* _Short exercise_:
Retype all of the data. Every line must match exactly.

Records from a collection of figures:
###
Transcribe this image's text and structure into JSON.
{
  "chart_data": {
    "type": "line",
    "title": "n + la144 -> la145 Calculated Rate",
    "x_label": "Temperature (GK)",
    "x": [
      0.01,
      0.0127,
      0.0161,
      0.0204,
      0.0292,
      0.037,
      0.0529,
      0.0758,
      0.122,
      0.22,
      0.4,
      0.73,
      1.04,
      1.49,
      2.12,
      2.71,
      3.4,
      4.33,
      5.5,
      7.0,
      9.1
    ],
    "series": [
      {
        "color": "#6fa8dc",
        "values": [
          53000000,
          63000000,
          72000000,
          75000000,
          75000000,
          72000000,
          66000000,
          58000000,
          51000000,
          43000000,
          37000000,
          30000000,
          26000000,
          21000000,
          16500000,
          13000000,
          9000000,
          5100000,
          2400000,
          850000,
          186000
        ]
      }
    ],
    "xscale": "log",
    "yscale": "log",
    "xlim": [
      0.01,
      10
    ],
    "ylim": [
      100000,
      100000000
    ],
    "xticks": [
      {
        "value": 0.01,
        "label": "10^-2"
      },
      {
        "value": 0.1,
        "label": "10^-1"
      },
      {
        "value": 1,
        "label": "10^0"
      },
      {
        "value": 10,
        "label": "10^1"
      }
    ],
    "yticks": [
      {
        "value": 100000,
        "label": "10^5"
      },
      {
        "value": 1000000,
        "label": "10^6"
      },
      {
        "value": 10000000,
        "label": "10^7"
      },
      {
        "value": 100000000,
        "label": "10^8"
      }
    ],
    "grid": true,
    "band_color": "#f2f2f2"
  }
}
###
* _Output for this exercise_:
Transcribe this image's text and structure into JSON.
{
  "chart_data": {
    "type": "line",
    "title": "n + la144 -> la145 Calculated Rate",
    "x_label": "Temperature (GK)",
    "x": [
      0.01,
      0.0127,
      0.0161,
      0.0204,
      0.0292,
      0.037,
      0.0529,
      0.0758,
      0.122,
      0.22,
      0.4,
      0.73,
      1.04,
      1.49,
      2.12,
      2.71,
      3.4,
      4.33,
      5.5,
      7.0,
      9.1
    ],
    "series": [
      {
        "color": "#6fa8dc",
        "values": [
          53000000,
          63000000,
          72000000,
          75000000,
          75000000,
          72000000,
          66000000,
          58000000,
          51000000,
          43000000,
          37000000,
          30000000,
          26000000,
          21000000,
          16500000,
          13000000,
          9000000,
          5100000,
          2400000,
          850000,
          186000
        ]
      }
    ],
    "xscale": "log",
    "yscale": "log",
    "xlim": [
      0.01,
      10
    ],
    "ylim": [
      100000,
      100000000
    ],
    "xticks": [
      {
        "value": 0.01,
        "label": "10^-2"
      },
      {
        "value": 0.1,
        "label": "10^-1"
      },
      {
        "value": 1,
        "label": "10^0"
      },
      {
        "value": 10,
        "label": "10^1"
      }
    ],
    "yticks": [
      {
        "value": 100000,
        "label": "10^5"
      },
      {
        "value": 1000000,
        "label": "10^6"
      },
      {
        "value": 10000000,
        "label": "10^7"
      },
      {
        "value": 100000000,
        "label": "10^8"
      }
    ],
    "grid": true,
    "band_color": "#f2f2f2"
  }
}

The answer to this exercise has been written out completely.